## The request
Within the records below, find each line that holds the string "中古マンション", then copy it.

·····

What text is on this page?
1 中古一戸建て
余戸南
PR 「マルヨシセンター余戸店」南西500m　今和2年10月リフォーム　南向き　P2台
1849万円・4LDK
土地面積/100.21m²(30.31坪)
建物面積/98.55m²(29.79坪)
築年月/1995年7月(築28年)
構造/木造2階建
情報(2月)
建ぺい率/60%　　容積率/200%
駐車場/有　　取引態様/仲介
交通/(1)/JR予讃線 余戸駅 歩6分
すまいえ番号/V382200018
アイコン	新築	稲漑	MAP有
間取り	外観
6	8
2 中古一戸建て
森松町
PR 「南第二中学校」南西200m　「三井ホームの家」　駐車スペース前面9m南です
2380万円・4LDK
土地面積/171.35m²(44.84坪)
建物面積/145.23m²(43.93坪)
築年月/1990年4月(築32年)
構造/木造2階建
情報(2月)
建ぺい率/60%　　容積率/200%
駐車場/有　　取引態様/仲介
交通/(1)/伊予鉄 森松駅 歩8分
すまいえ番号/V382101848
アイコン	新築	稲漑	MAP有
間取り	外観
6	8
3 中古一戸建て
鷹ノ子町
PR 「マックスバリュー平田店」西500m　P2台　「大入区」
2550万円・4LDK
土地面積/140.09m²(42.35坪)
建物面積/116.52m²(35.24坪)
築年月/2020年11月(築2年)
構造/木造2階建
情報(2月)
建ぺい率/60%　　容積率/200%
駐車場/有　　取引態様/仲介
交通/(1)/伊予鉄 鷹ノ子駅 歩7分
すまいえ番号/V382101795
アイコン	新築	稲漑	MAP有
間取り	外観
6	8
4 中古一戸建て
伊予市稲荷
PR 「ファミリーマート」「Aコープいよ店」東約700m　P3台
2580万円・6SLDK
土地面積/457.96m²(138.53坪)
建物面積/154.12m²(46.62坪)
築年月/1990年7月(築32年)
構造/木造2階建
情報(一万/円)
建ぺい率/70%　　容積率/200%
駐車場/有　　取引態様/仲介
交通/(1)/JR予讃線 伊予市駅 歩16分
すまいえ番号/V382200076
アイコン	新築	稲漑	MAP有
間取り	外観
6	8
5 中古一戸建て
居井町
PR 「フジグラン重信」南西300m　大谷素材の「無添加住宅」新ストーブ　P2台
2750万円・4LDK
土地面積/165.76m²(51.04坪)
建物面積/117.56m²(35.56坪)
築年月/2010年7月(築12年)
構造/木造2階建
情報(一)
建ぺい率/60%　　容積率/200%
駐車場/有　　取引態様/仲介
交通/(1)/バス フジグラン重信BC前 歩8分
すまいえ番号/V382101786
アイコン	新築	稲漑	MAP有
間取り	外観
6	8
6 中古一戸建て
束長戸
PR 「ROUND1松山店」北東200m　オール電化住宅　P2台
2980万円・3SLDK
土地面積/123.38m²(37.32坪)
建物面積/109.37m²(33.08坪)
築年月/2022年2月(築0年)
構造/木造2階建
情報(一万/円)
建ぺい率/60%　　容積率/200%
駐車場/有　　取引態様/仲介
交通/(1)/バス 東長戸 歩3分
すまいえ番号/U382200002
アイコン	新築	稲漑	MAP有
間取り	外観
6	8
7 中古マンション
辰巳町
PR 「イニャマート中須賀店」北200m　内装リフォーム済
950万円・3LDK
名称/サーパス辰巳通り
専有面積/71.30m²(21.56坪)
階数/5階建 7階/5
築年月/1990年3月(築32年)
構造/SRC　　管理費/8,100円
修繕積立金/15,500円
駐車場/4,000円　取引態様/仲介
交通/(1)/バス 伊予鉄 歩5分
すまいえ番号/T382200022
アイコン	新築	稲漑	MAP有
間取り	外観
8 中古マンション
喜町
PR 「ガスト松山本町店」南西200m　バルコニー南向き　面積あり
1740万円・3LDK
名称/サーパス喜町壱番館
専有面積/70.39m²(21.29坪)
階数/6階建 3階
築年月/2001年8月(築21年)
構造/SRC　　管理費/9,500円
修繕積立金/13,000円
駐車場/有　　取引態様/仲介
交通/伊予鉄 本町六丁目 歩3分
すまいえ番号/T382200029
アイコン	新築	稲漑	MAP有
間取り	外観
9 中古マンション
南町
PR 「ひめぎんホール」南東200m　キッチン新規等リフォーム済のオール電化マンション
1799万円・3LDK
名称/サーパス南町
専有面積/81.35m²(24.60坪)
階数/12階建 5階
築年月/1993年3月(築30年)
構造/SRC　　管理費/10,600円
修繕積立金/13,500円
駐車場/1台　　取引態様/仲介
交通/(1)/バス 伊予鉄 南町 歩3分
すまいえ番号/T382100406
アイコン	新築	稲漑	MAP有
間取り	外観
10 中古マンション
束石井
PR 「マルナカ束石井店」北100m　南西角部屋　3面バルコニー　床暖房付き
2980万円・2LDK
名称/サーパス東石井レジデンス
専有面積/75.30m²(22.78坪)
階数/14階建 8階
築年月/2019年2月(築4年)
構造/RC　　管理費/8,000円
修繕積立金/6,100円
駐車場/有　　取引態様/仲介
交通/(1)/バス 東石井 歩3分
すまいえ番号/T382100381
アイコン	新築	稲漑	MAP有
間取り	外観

·····

## Output for this exercise
7 中古マンション
8 中古マンション
9 中古マンション
10 中古マンション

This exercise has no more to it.